__Written request__
Make an exact copy of the entries, and keep any pictures out of it.
---+---
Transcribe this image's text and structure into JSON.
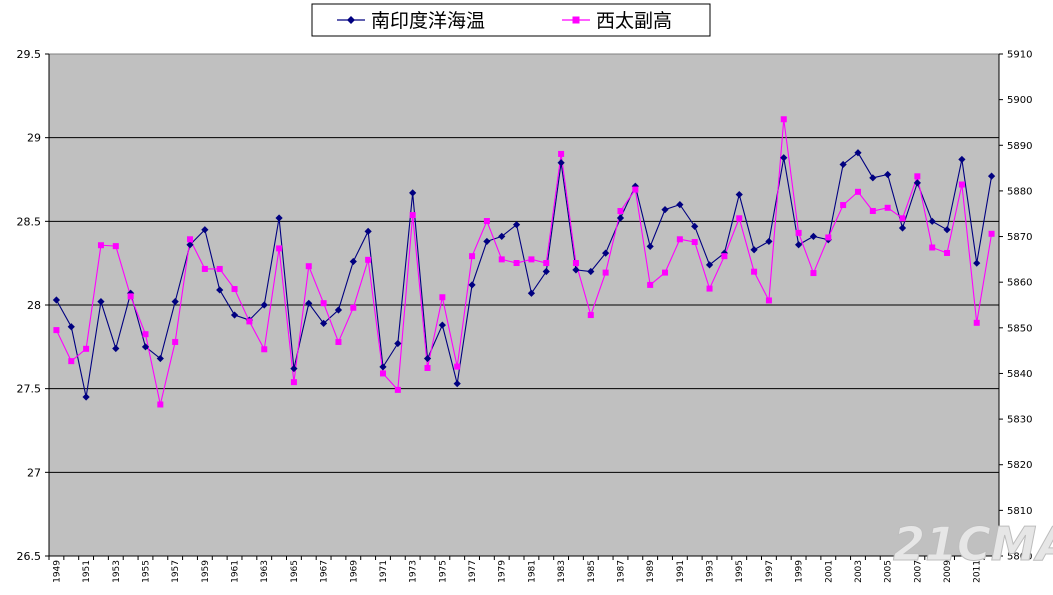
{
  "chart_data": {
    "type": "line",
    "legend": {
      "placement": "top-center",
      "entries": [
        "南印度洋海温",
        "西太副高"
      ]
    },
    "colors": {
      "plot_background": "#c0c0c0",
      "series1": "#000080",
      "series2": "#ff00ff",
      "grid": "#000000"
    },
    "grid": true,
    "x": {
      "start_year": 1949,
      "end_year": 2012,
      "tick_labels": [
        "1949",
        "1951",
        "1953",
        "1955",
        "1957",
        "1959",
        "1961",
        "1963",
        "1965",
        "1967",
        "1969",
        "1971",
        "1973",
        "1975",
        "1977",
        "1979",
        "1981",
        "1983",
        "1985",
        "1987",
        "1989",
        "1991",
        "1993",
        "1995",
        "1997",
        "1999",
        "2001",
        "2003",
        "2005",
        "2007",
        "2009",
        "2011"
      ]
    },
    "y_left": {
      "ylim": [
        26.5,
        29.5
      ],
      "tick_labels": [
        "26.5",
        "27",
        "27.5",
        "28",
        "28.5",
        "29",
        "29.5"
      ],
      "tick_values": [
        26.5,
        27,
        27.5,
        28,
        28.5,
        29,
        29.5
      ]
    },
    "y_right": {
      "ylim": [
        5800,
        5910
      ],
      "tick_labels": [
        "5800",
        "5810",
        "5820",
        "5830",
        "5840",
        "5850",
        "5860",
        "5870",
        "5880",
        "5890",
        "5900",
        "5910"
      ],
      "tick_values": [
        5800,
        5810,
        5820,
        5830,
        5840,
        5850,
        5860,
        5870,
        5880,
        5890,
        5900,
        5910
      ]
    },
    "series": [
      {
        "name": "南印度洋海温",
        "axis": "left",
        "marker": "diamond",
        "values": [
          28.03,
          27.87,
          27.45,
          28.02,
          27.74,
          28.07,
          27.75,
          27.68,
          28.02,
          28.36,
          28.45,
          28.09,
          27.94,
          27.91,
          28.0,
          28.52,
          27.62,
          28.01,
          27.89,
          27.97,
          28.26,
          28.44,
          27.63,
          27.77,
          28.67,
          27.68,
          27.88,
          27.53,
          28.12,
          28.38,
          28.41,
          28.48,
          28.07,
          28.2,
          28.85,
          28.21,
          28.2,
          28.31,
          28.52,
          28.71,
          28.35,
          28.57,
          28.6,
          28.47,
          28.24,
          28.31,
          28.66,
          28.33,
          28.38,
          28.88,
          28.36,
          28.41,
          28.39,
          28.84,
          28.91,
          28.76,
          28.78,
          28.46,
          28.73,
          28.5,
          28.45,
          28.87,
          28.25,
          28.77
        ]
      },
      {
        "name": "西太副高",
        "axis": "right",
        "marker": "square",
        "values": [
          5849.5,
          5842.7,
          5845.4,
          5868.1,
          5867.9,
          5856.9,
          5848.6,
          5833.2,
          5846.9,
          5869.4,
          5862.9,
          5862.9,
          5858.5,
          5851.4,
          5845.3,
          5867.4,
          5838.1,
          5863.5,
          5855.4,
          5846.9,
          5854.4,
          5864.9,
          5840.0,
          5836.4,
          5874.7,
          5841.2,
          5856.7,
          5841.5,
          5865.7,
          5873.4,
          5865.0,
          5864.2,
          5865.0,
          5864.2,
          5888.1,
          5864.2,
          5852.8,
          5862.1,
          5875.6,
          5880.3,
          5859.4,
          5862.1,
          5869.4,
          5868.8,
          5858.6,
          5865.7,
          5874.0,
          5862.3,
          5856.0,
          5895.7,
          5870.8,
          5862.0,
          5869.8,
          5876.9,
          5879.8,
          5875.6,
          5876.3,
          5874.0,
          5883.2,
          5867.6,
          5866.4,
          5881.4,
          5851.1,
          5870.6
        ]
      }
    ]
  }
}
---+---
__Task output__
Transcribe this image's text and structure into JSON.
{
  "chart_data": {
    "type": "line",
    "legend": {
      "placement": "top-center",
      "entries": [
        "南印度洋海温",
        "西太副高"
      ]
    },
    "colors": {
      "plot_background": "#c0c0c0",
      "series1": "#000080",
      "series2": "#ff00ff",
      "grid": "#000000"
    },
    "grid": true,
    "x": {
      "start_year": 1949,
      "end_year": 2012,
      "tick_labels": [
        "1949",
        "1951",
        "1953",
        "1955",
        "1957",
        "1959",
        "1961",
        "1963",
        "1965",
        "1967",
        "1969",
        "1971",
        "1973",
        "1975",
        "1977",
        "1979",
        "1981",
        "1983",
        "1985",
        "1987",
        "1989",
        "1991",
        "1993",
        "1995",
        "1997",
        "1999",
        "2001",
        "2003",
        "2005",
        "2007",
        "2009",
        "2011"
      ]
    },
    "y_left": {
      "ylim": [
        26.5,
        29.5
      ],
      "tick_labels": [
        "26.5",
        "27",
        "27.5",
        "28",
        "28.5",
        "29",
        "29.5"
      ],
      "tick_values": [
        26.5,
        27,
        27.5,
        28,
        28.5,
        29,
        29.5
      ]
    },
    "y_right": {
      "ylim": [
        5800,
        5910
      ],
      "tick_labels": [
        "5800",
        "5810",
        "5820",
        "5830",
        "5840",
        "5850",
        "5860",
        "5870",
        "5880",
        "5890",
        "5900",
        "5910"
      ],
      "tick_values": [
        5800,
        5810,
        5820,
        5830,
        5840,
        5850,
        5860,
        5870,
        5880,
        5890,
        5900,
        5910
      ]
    },
    "series": [
      {
        "name": "南印度洋海温",
        "axis": "left",
        "marker": "diamond",
        "values": [
          28.03,
          27.87,
          27.45,
          28.02,
          27.74,
          28.07,
          27.75,
          27.68,
          28.02,
          28.36,
          28.45,
          28.09,
          27.94,
          27.91,
          28.0,
          28.52,
          27.62,
          28.01,
          27.89,
          27.97,
          28.26,
          28.44,
          27.63,
          27.77,
          28.67,
          27.68,
          27.88,
          27.53,
          28.12,
          28.38,
          28.41,
          28.48,
          28.07,
          28.2,
          28.85,
          28.21,
          28.2,
          28.31,
          28.52,
          28.71,
          28.35,
          28.57,
          28.6,
          28.47,
          28.24,
          28.31,
          28.66,
          28.33,
          28.38,
          28.88,
          28.36,
          28.41,
          28.39,
          28.84,
          28.91,
          28.76,
          28.78,
          28.46,
          28.73,
          28.5,
          28.45,
          28.87,
          28.25,
          28.77
        ]
      },
      {
        "name": "西太副高",
        "axis": "right",
        "marker": "square",
        "values": [
          5849.5,
          5842.7,
          5845.4,
          5868.1,
          5867.9,
          5856.9,
          5848.6,
          5833.2,
          5846.9,
          5869.4,
          5862.9,
          5862.9,
          5858.5,
          5851.4,
          5845.3,
          5867.4,
          5838.1,
          5863.5,
          5855.4,
          5846.9,
          5854.4,
          5864.9,
          5840.0,
          5836.4,
          5874.7,
          5841.2,
          5856.7,
          5841.5,
          5865.7,
          5873.4,
          5865.0,
          5864.2,
          5865.0,
          5864.2,
          5888.1,
          5864.2,
          5852.8,
          5862.1,
          5875.6,
          5880.3,
          5859.4,
          5862.1,
          5869.4,
          5868.8,
          5858.6,
          5865.7,
          5874.0,
          5862.3,
          5856.0,
          5895.7,
          5870.8,
          5862.0,
          5869.8,
          5876.9,
          5879.8,
          5875.6,
          5876.3,
          5874.0,
          5883.2,
          5867.6,
          5866.4,
          5881.4,
          5851.1,
          5870.6
        ]
      }
    ]
  }
}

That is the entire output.